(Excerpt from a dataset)
- - -

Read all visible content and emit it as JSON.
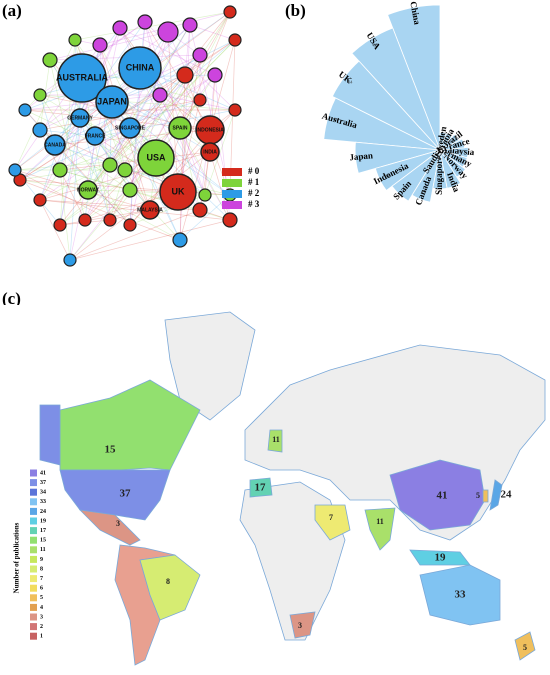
{
  "chart_data": [
    {
      "type": "network",
      "panel_label": "(a)",
      "clusters": [
        {
          "name": "# 0",
          "color": "#d42a1c"
        },
        {
          "name": "# 1",
          "color": "#7ed43a"
        },
        {
          "name": "# 2",
          "color": "#2d9be6"
        },
        {
          "name": "# 3",
          "color": "#cc44dd"
        }
      ],
      "nodes": [
        {
          "label": "CHINA",
          "cluster": 2
        },
        {
          "label": "AUSTRALIA",
          "cluster": 2
        },
        {
          "label": "JAPAN",
          "cluster": 2
        },
        {
          "label": "USA",
          "cluster": 1
        },
        {
          "label": "UK",
          "cluster": 0
        },
        {
          "label": "INDONESIA",
          "cluster": 0
        },
        {
          "label": "SPAIN",
          "cluster": 1
        },
        {
          "label": "SINGAPORE",
          "cluster": 2
        },
        {
          "label": "GERMANY",
          "cluster": 2
        },
        {
          "label": "FRANCE",
          "cluster": 2
        },
        {
          "label": "CANADA",
          "cluster": 2
        },
        {
          "label": "INDIA",
          "cluster": 0
        },
        {
          "label": "NORWAY",
          "cluster": 1
        },
        {
          "label": "MALAYSIA",
          "cluster": 0
        }
      ]
    },
    {
      "type": "polar_bar",
      "panel_label": "(b)",
      "color": "#a9d5f2",
      "rlim": [
        0,
        41
      ],
      "categories": [
        "China",
        "USA",
        "UK",
        "Australia",
        "Japan",
        "Indonesia",
        "Spain",
        "Canada",
        "Singapore",
        "India",
        "Norway",
        "Germany",
        "Malaysia",
        "France",
        "Brazil",
        "Saudi Arabia",
        "Sweden"
      ],
      "values": [
        41,
        37,
        34,
        33,
        24,
        19,
        17,
        15,
        11,
        11,
        9,
        8,
        8,
        7,
        6,
        5,
        5
      ]
    },
    {
      "type": "choropleth",
      "panel_label": "(c)",
      "legend_title": "Number of publications",
      "legend": [
        {
          "value": 41,
          "color": "#8b7fe3"
        },
        {
          "value": 37,
          "color": "#7d8fe6"
        },
        {
          "value": 34,
          "color": "#5b74d9"
        },
        {
          "value": 33,
          "color": "#80c3f2"
        },
        {
          "value": 24,
          "color": "#5aa6e6"
        },
        {
          "value": 19,
          "color": "#5fcfe3"
        },
        {
          "value": 17,
          "color": "#63d2b3"
        },
        {
          "value": 15,
          "color": "#92e06f"
        },
        {
          "value": 11,
          "color": "#a9e06a"
        },
        {
          "value": 9,
          "color": "#c6e85c"
        },
        {
          "value": 8,
          "color": "#d6ec72"
        },
        {
          "value": 7,
          "color": "#eeea72"
        },
        {
          "value": 6,
          "color": "#f2dc5e"
        },
        {
          "value": 5,
          "color": "#f0bf5c"
        },
        {
          "value": 4,
          "color": "#e2a050"
        },
        {
          "value": 3,
          "color": "#dc9585"
        },
        {
          "value": 2,
          "color": "#d27575"
        },
        {
          "value": 1,
          "color": "#c76262"
        }
      ],
      "values": [
        15,
        37,
        3,
        8,
        17,
        11,
        7,
        11,
        41,
        24,
        5,
        19,
        33,
        5,
        3
      ]
    }
  ]
}
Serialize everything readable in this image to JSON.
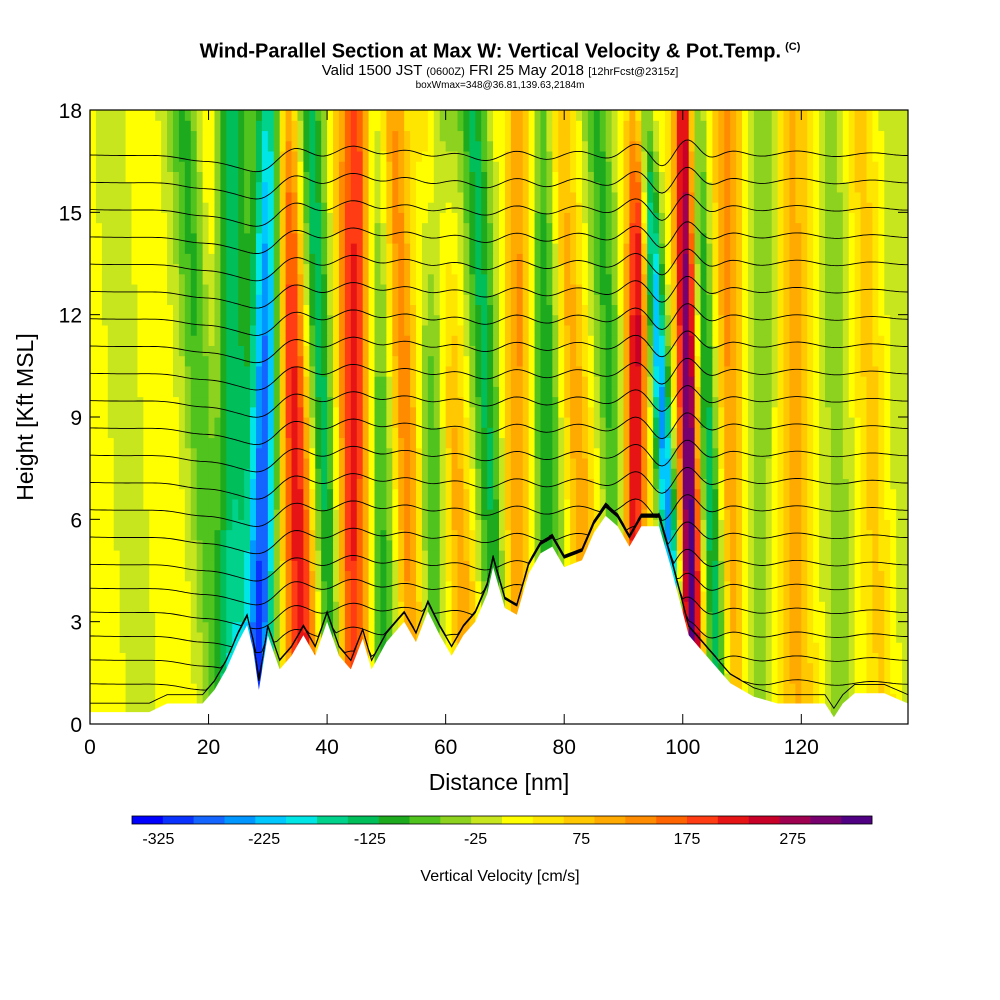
{
  "title": {
    "main": "Wind-Parallel Section at Max W: Vertical Velocity & Pot.Temp.",
    "copyright": "(C)",
    "valid_prefix": "Valid 1500 JST",
    "valid_utc": "(0600Z)",
    "valid_date": "FRI 25 May 2018",
    "forecast": "[12hrFcst@2315z]",
    "box_info": "boxWmax=348@36.81,139.63,2184m"
  },
  "chart_data": {
    "type": "heatmap",
    "xlabel": "Distance [nm]",
    "ylabel": "Height [Kft MSL]",
    "xlim": [
      0,
      138
    ],
    "ylim": [
      0,
      18
    ],
    "x_ticks": [
      "0",
      "20",
      "40",
      "60",
      "80",
      "100",
      "120"
    ],
    "x_tick_values": [
      0,
      20,
      40,
      60,
      80,
      100,
      120
    ],
    "y_ticks": [
      "0",
      "3",
      "6",
      "9",
      "12",
      "15",
      "18"
    ],
    "y_tick_values": [
      0,
      3,
      6,
      9,
      12,
      15,
      18
    ],
    "colorbar": {
      "label": "Vertical Velocity [cm/s]",
      "tick_labels": [
        "-325",
        "-225",
        "-125",
        "-25",
        "75",
        "175",
        "275"
      ],
      "min": -350,
      "max": 350,
      "colors": [
        "#0000ff",
        "#0a32ff",
        "#1464ff",
        "#0096ff",
        "#00c8ff",
        "#00e6e6",
        "#00d28c",
        "#00be5a",
        "#1eaa1e",
        "#50c31e",
        "#8cd21e",
        "#c8e61e",
        "#ffff00",
        "#ffe600",
        "#ffc800",
        "#ffaa00",
        "#ff8c00",
        "#ff6400",
        "#ff3c14",
        "#e61414",
        "#c80028",
        "#a00050",
        "#78006e",
        "#500082"
      ]
    },
    "w_bands": [
      {
        "x": 6,
        "w": -20,
        "width": 5
      },
      {
        "x": 19,
        "w": -110,
        "width": 3
      },
      {
        "x": 21,
        "w": 60,
        "width": 2
      },
      {
        "x": 24,
        "w": -150,
        "width": 3
      },
      {
        "x": 29.5,
        "w": -300,
        "width": 2.5
      },
      {
        "x": 34.5,
        "w": 210,
        "width": 3
      },
      {
        "x": 39,
        "w": -170,
        "width": 2.5
      },
      {
        "x": 44.5,
        "w": 200,
        "width": 3
      },
      {
        "x": 49,
        "w": -120,
        "width": 2.5
      },
      {
        "x": 53,
        "w": 130,
        "width": 2.5
      },
      {
        "x": 58,
        "w": -110,
        "width": 2.5
      },
      {
        "x": 61,
        "w": 90,
        "width": 2.5
      },
      {
        "x": 67,
        "w": -140,
        "width": 2.5
      },
      {
        "x": 72,
        "w": 110,
        "width": 2.5
      },
      {
        "x": 77,
        "w": -130,
        "width": 2.5
      },
      {
        "x": 82,
        "w": 90,
        "width": 2.5
      },
      {
        "x": 88,
        "w": -110,
        "width": 2.5
      },
      {
        "x": 92,
        "w": 230,
        "width": 2
      },
      {
        "x": 96.5,
        "w": -260,
        "width": 1.6
      },
      {
        "x": 101,
        "w": 330,
        "width": 1.8
      },
      {
        "x": 104,
        "w": -170,
        "width": 2
      },
      {
        "x": 108,
        "w": 110,
        "width": 2.5
      },
      {
        "x": 113,
        "w": -70,
        "width": 3
      },
      {
        "x": 119,
        "w": 80,
        "width": 3
      },
      {
        "x": 126,
        "w": -60,
        "width": 3
      },
      {
        "x": 132,
        "w": 60,
        "width": 3
      },
      {
        "x": 136,
        "w": -40,
        "width": 3
      }
    ],
    "terrain_kft": [
      [
        0,
        0.35
      ],
      [
        10,
        0.35
      ],
      [
        13,
        0.6
      ],
      [
        19,
        0.6
      ],
      [
        21,
        1.0
      ],
      [
        23,
        1.6
      ],
      [
        25,
        2.4
      ],
      [
        26.5,
        2.9
      ],
      [
        27.5,
        2.2
      ],
      [
        28.5,
        1.0
      ],
      [
        30,
        2.6
      ],
      [
        32,
        1.6
      ],
      [
        34,
        2.0
      ],
      [
        36,
        2.6
      ],
      [
        38,
        2.0
      ],
      [
        40,
        3.0
      ],
      [
        42,
        2.0
      ],
      [
        44,
        1.6
      ],
      [
        46,
        2.5
      ],
      [
        47.5,
        1.6
      ],
      [
        50,
        2.4
      ],
      [
        53,
        3.0
      ],
      [
        55,
        2.4
      ],
      [
        57,
        3.3
      ],
      [
        59,
        2.6
      ],
      [
        61,
        2.0
      ],
      [
        63,
        2.6
      ],
      [
        65,
        3.0
      ],
      [
        67,
        3.8
      ],
      [
        68,
        4.6
      ],
      [
        70,
        3.4
      ],
      [
        72,
        3.2
      ],
      [
        74,
        4.4
      ],
      [
        76,
        5.0
      ],
      [
        78,
        5.2
      ],
      [
        80,
        4.6
      ],
      [
        83,
        4.8
      ],
      [
        85,
        5.6
      ],
      [
        87,
        6.1
      ],
      [
        89,
        5.8
      ],
      [
        91,
        5.2
      ],
      [
        93,
        5.8
      ],
      [
        96,
        5.8
      ],
      [
        98,
        4.6
      ],
      [
        99.5,
        3.6
      ],
      [
        101,
        2.6
      ],
      [
        103,
        2.2
      ],
      [
        105,
        1.8
      ],
      [
        108,
        1.2
      ],
      [
        112,
        0.8
      ],
      [
        116,
        0.6
      ],
      [
        118,
        0.6
      ],
      [
        121,
        0.6
      ],
      [
        124,
        0.6
      ],
      [
        125.5,
        0.2
      ],
      [
        127,
        0.6
      ],
      [
        129,
        0.9
      ],
      [
        134,
        0.9
      ],
      [
        138,
        0.6
      ]
    ],
    "theta_levels_K": [
      296,
      298,
      300,
      302,
      304,
      306,
      308,
      310,
      312,
      314,
      316,
      318,
      320,
      322,
      324,
      326,
      328,
      330,
      332,
      334,
      336,
      338
    ]
  }
}
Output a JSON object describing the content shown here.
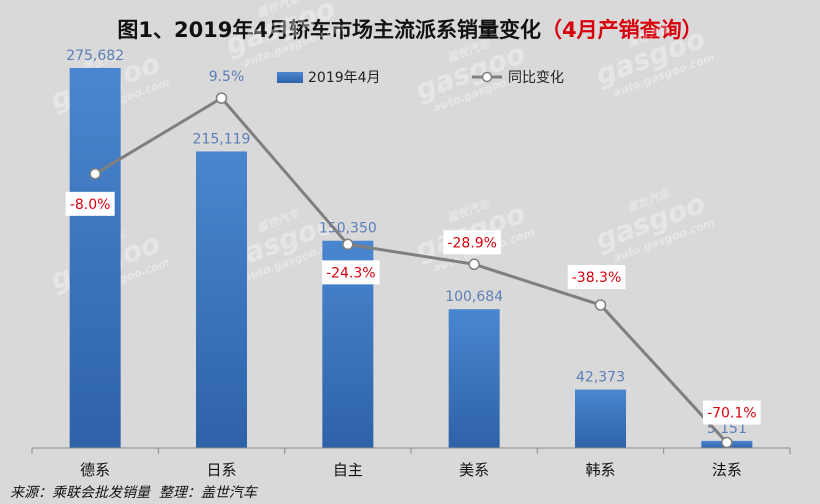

- - -

■ **Exercise prompt**:
Find the word "Velocity" in the material, then list each line that holds it.

■ **Worked solution**:
    "main": "Wind-Parallel Section at Max W: Vertical Velocity & Pot.Temp.",
      "label": "Vertical Velocity [cm/s]",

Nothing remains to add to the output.